**Given problem**
State how many lines of the entries include the string "Precipitation", please, leaving out everything but the number.

==*==

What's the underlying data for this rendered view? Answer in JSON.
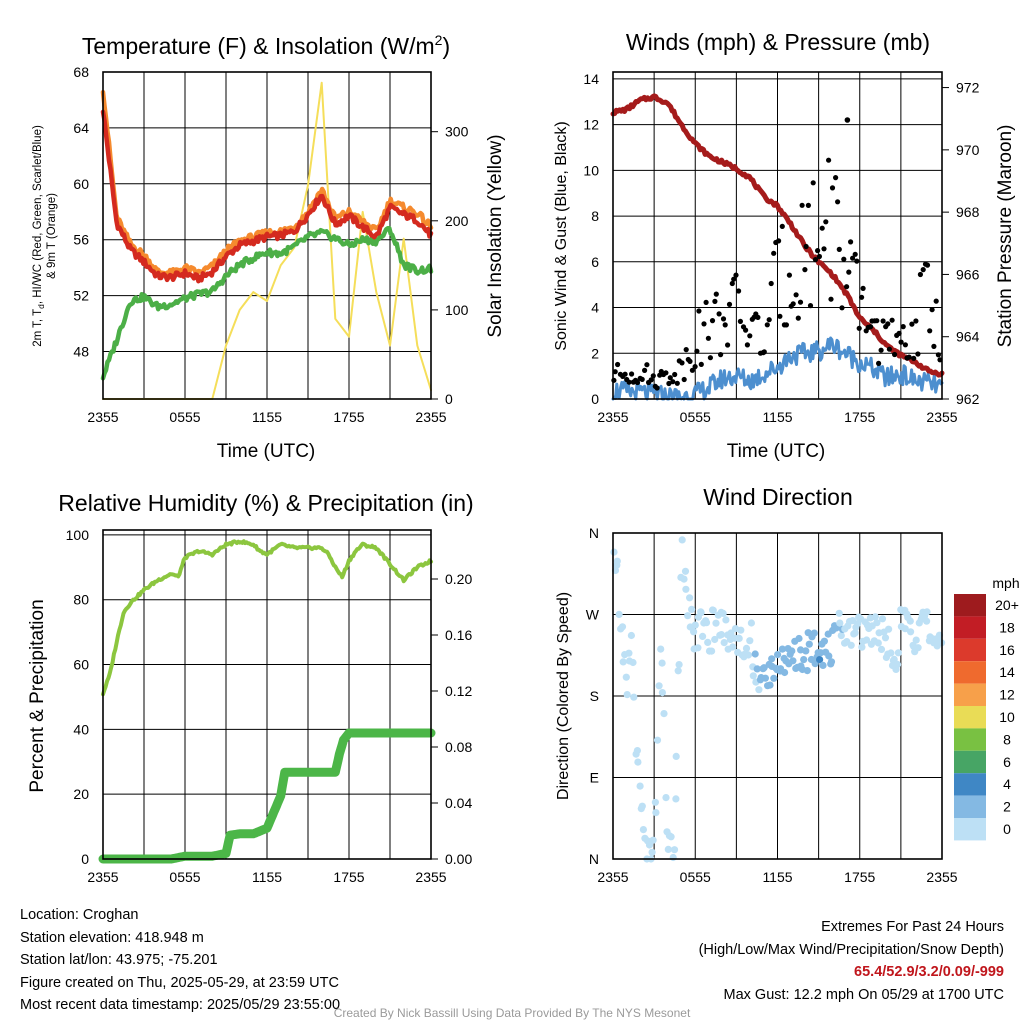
{
  "panels": {
    "temp": {
      "title": "Temperature (F) & Insolation (W/m",
      "title_sup": "2",
      "title_end": ")",
      "ylabel_line1": "2m T, T",
      "ylabel_sub": "d",
      "ylabel_line1_end": ", HI/WC (Red, Green, Scarlet/Blue)",
      "ylabel_line2": "& 9m T (Orange)",
      "y2label": "Solar Insolation (Yellow)",
      "xlabel": "Time (UTC)"
    },
    "wind": {
      "title": "Winds (mph) & Pressure (mb)",
      "ylabel": "Sonic Wind & Gust (Blue, Black)",
      "y2label": "Station Pressure (Maroon)",
      "xlabel": "Time (UTC)"
    },
    "rh": {
      "title": "Relative Humidity (%) & Precipitation (in)",
      "ylabel": "Percent & Precipitation"
    },
    "dir": {
      "title": "Wind Direction",
      "ylabel": "Direction (Colored By Speed)",
      "legend_title": "mph"
    }
  },
  "chart_data": [
    {
      "type": "line",
      "title": "Temperature (F) & Insolation (W/m2)",
      "xlabel": "Time (UTC)",
      "ylabel": "2m T, Td, HI/WC (Red, Green, Scarlet/Blue) & 9m T (Orange)",
      "y2label": "Solar Insolation (Yellow)",
      "x_ticks": [
        "2355",
        "0555",
        "1155",
        "1755",
        "2355"
      ],
      "y_ticks": [
        48,
        52,
        56,
        60,
        64,
        68
      ],
      "y2_ticks": [
        0,
        100,
        200,
        300
      ],
      "ylim": [
        44.6,
        68
      ],
      "y2lim": [
        0,
        367
      ],
      "x": [
        0,
        1,
        2,
        3,
        4,
        5,
        6,
        7,
        8,
        9,
        10,
        11,
        12,
        13,
        14,
        15,
        16,
        17,
        18,
        19,
        20,
        21,
        22,
        23,
        24
      ],
      "series": [
        {
          "name": "2m T",
          "color": "#d42a1f",
          "axis": "left",
          "values": [
            65.3,
            57.2,
            55.3,
            54.4,
            53.4,
            53.3,
            53.6,
            53.2,
            53.7,
            54.8,
            55.6,
            55.9,
            56.2,
            56.3,
            56.6,
            57.8,
            59.2,
            57.1,
            57.7,
            56.9,
            56.2,
            58.3,
            57.8,
            57.4,
            56.3
          ]
        },
        {
          "name": "9m T",
          "color": "#f58a2e",
          "axis": "left",
          "values": [
            66.8,
            57.6,
            55.7,
            54.9,
            53.7,
            53.6,
            54.0,
            53.6,
            54.1,
            55.2,
            55.9,
            56.2,
            56.5,
            56.6,
            56.9,
            58.0,
            59.6,
            57.5,
            58.0,
            57.3,
            56.6,
            58.8,
            58.3,
            57.9,
            56.9
          ]
        },
        {
          "name": "2m Td",
          "color": "#4caf47",
          "axis": "left",
          "values": [
            46.2,
            48.8,
            51.6,
            51.9,
            51.2,
            51.4,
            51.8,
            52.1,
            52.3,
            53.4,
            54.2,
            54.7,
            55.1,
            55.0,
            55.5,
            56.2,
            56.5,
            56.1,
            55.6,
            56.0,
            55.9,
            56.8,
            54.2,
            53.8,
            53.9
          ]
        },
        {
          "name": "Solar Insolation",
          "color": "#f5de5a",
          "axis": "right",
          "values": [
            0,
            0,
            0,
            0,
            0,
            0,
            0,
            0,
            0,
            60,
            100,
            120,
            110,
            150,
            170,
            240,
            355,
            90,
            70,
            210,
            120,
            60,
            180,
            60,
            10
          ]
        }
      ]
    },
    {
      "type": "scatter",
      "title": "Winds (mph) & Pressure (mb)",
      "xlabel": "Time (UTC)",
      "ylabel": "Sonic Wind & Gust (Blue, Black)",
      "y2label": "Station Pressure (Maroon)",
      "x_ticks": [
        "2355",
        "0555",
        "1155",
        "1755",
        "2355"
      ],
      "y_ticks": [
        0,
        2,
        4,
        6,
        8,
        10,
        12,
        14
      ],
      "y2_ticks": [
        962,
        964,
        966,
        968,
        970,
        972
      ],
      "ylim": [
        0,
        14.3
      ],
      "y2lim": [
        962,
        972.5
      ],
      "x": [
        0,
        1,
        2,
        3,
        4,
        5,
        6,
        7,
        8,
        9,
        10,
        11,
        12,
        13,
        14,
        15,
        16,
        17,
        18,
        19,
        20,
        21,
        22,
        23,
        24
      ],
      "series": [
        {
          "name": "Sonic Wind",
          "color": "#4d8fcf",
          "axis": "left",
          "values": [
            0.4,
            0.3,
            0.3,
            0.2,
            0.1,
            0.1,
            0.2,
            0.5,
            0.9,
            1.0,
            0.8,
            1.1,
            1.4,
            1.9,
            2.0,
            2.1,
            2.4,
            2.0,
            1.6,
            1.3,
            0.9,
            1.1,
            0.8,
            0.7,
            0.5
          ]
        },
        {
          "name": "Gust",
          "color": "#000000",
          "axis": "left",
          "values": [
            1.0,
            1.1,
            1.2,
            0.8,
            1.0,
            1.3,
            2.5,
            3.0,
            3.5,
            3.8,
            3.0,
            2.5,
            5.0,
            5.5,
            6.5,
            7.0,
            8.0,
            5.0,
            4.0,
            3.0,
            2.5,
            2.0,
            3.0,
            4.5,
            2.5
          ]
        },
        {
          "name": "Station Pressure",
          "color": "#a51b1b",
          "axis": "right",
          "values": [
            971.2,
            971.3,
            971.6,
            971.7,
            971.5,
            970.8,
            970.2,
            969.8,
            969.6,
            969.4,
            969.1,
            968.5,
            968.2,
            967.6,
            966.9,
            966.4,
            966.0,
            965.4,
            964.6,
            964.2,
            963.7,
            963.4,
            963.2,
            962.9,
            962.8
          ]
        }
      ],
      "max_gust": {
        "x": 17.1,
        "value": 12.2
      }
    },
    {
      "type": "line",
      "title": "Relative Humidity (%) & Precipitation (in)",
      "ylabel": "Percent & Precipitation",
      "x_ticks": [
        "2355",
        "0555",
        "1155",
        "1755",
        "2355"
      ],
      "y_ticks": [
        0,
        20,
        40,
        60,
        80,
        100
      ],
      "y2_ticks": [
        "0.00",
        "0.04",
        "0.08",
        "0.12",
        "0.16",
        "0.20"
      ],
      "ylim": [
        0,
        101.5
      ],
      "y2lim": [
        0,
        0.235
      ],
      "series": [
        {
          "name": "Relative Humidity",
          "color": "#8cc63f",
          "axis": "left",
          "x": [
            0,
            0.5,
            1,
            1.5,
            2,
            3,
            4,
            5,
            5.5,
            6,
            7,
            8,
            9,
            10,
            11,
            11.5,
            12,
            13,
            14,
            15,
            16,
            16.5,
            17,
            17.5,
            18,
            18.5,
            19,
            20,
            21,
            22,
            23,
            24
          ],
          "values": [
            51,
            57,
            67,
            76,
            79,
            83,
            86,
            88,
            87,
            93,
            95,
            94,
            97,
            98,
            97,
            95,
            94,
            97,
            96,
            96,
            96,
            94,
            90,
            87,
            92,
            95,
            97,
            96,
            91,
            86,
            90,
            92
          ]
        },
        {
          "name": "Precipitation",
          "color": "#4cb648",
          "axis": "right",
          "x": [
            0,
            5,
            6,
            8,
            9,
            9.3,
            10,
            11,
            12,
            13,
            13.3,
            14,
            15,
            16,
            17,
            17.3,
            17.6,
            18,
            19,
            20,
            21,
            22,
            23,
            24
          ],
          "values": [
            0,
            0,
            0.002,
            0.002,
            0.004,
            0.017,
            0.018,
            0.018,
            0.022,
            0.045,
            0.062,
            0.062,
            0.062,
            0.062,
            0.062,
            0.075,
            0.085,
            0.09,
            0.09,
            0.09,
            0.09,
            0.09,
            0.09,
            0.09
          ]
        }
      ]
    },
    {
      "type": "scatter",
      "title": "Wind Direction",
      "ylabel": "Direction (Colored By Speed)",
      "x_ticks": [
        "2355",
        "0555",
        "1155",
        "1755",
        "2355"
      ],
      "y_ticks": [
        "N",
        "E",
        "S",
        "W",
        "N"
      ],
      "ylim": [
        0,
        360
      ],
      "x": [
        0,
        0.3,
        0.6,
        1.0,
        1.4,
        1.8,
        2.5,
        3.0,
        3.5,
        4.0,
        4.5,
        5.0,
        5.5,
        6.0,
        6.5,
        7.0,
        7.5,
        8.0,
        8.5,
        9.0,
        9.5,
        10.0,
        10.5,
        11.0,
        11.5,
        12.0,
        12.5,
        13.0,
        13.5,
        14.0,
        14.5,
        15.0,
        15.5,
        16.0,
        16.5,
        17.0,
        17.5,
        18.0,
        18.5,
        19.0,
        19.5,
        20.0,
        20.5,
        21.0,
        21.5,
        22.0,
        22.5,
        23.0,
        23.5,
        24.0
      ],
      "direction_deg": [
        350,
        310,
        250,
        200,
        230,
        100,
        5,
        3,
        260,
        2,
        20,
        360,
        280,
        245,
        255,
        250,
        255,
        265,
        240,
        255,
        220,
        250,
        190,
        200,
        205,
        230,
        210,
        215,
        225,
        225,
        235,
        240,
        230,
        235,
        250,
        245,
        255,
        255,
        245,
        260,
        255,
        240,
        205,
        260,
        255,
        245,
        260,
        250,
        240,
        250
      ],
      "speed_mph": [
        0.5,
        0.5,
        0.5,
        0.5,
        0.5,
        0.5,
        0.3,
        0.3,
        0.5,
        0.3,
        0.3,
        0.5,
        0.8,
        1.0,
        0.8,
        1.0,
        0.8,
        1.0,
        1.2,
        1.0,
        1.1,
        1.4,
        2.2,
        2.5,
        2.8,
        3.2,
        3.0,
        2.8,
        3.4,
        3.6,
        3.2,
        3.8,
        3.2,
        2.6,
        2.2,
        1.4,
        1.2,
        1.2,
        1.0,
        0.9,
        0.8,
        1.0,
        1.1,
        0.8,
        0.9,
        0.8,
        0.7,
        0.7,
        0.6,
        0.5
      ],
      "legend": {
        "title": "mph",
        "labels": [
          "20+",
          "18",
          "16",
          "14",
          "12",
          "10",
          "8",
          "6",
          "4",
          "2",
          "0"
        ],
        "colors": [
          "#9e1b1e",
          "#c21d25",
          "#dc3a2c",
          "#ef6a2e",
          "#f7a04a",
          "#e9dc56",
          "#79c142",
          "#47a565",
          "#3f87c5",
          "#84b9e3",
          "#bde0f5"
        ]
      }
    }
  ],
  "footer": {
    "location": "Location: Croghan",
    "elevation": "Station elevation: 418.948 m",
    "latlon": "Station lat/lon: 43.975; -75.201",
    "created": "Figure created on Thu, 2025-05-29, at 23:59 UTC",
    "recent": "Most recent data timestamp: 2025/05/29 23:55:00",
    "extremes_title": "Extremes For Past 24 Hours",
    "extremes_desc": "(High/Low/Max Wind/Precipitation/Snow Depth)",
    "extremes_values": "65.4/52.9/3.2/0.09/-999",
    "max_gust": "Max Gust: 12.2 mph On 05/29 at 1700 UTC",
    "credit": "Created By Nick Bassill Using Data Provided By The NYS Mesonet"
  }
}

==*==

**Complete answer**
6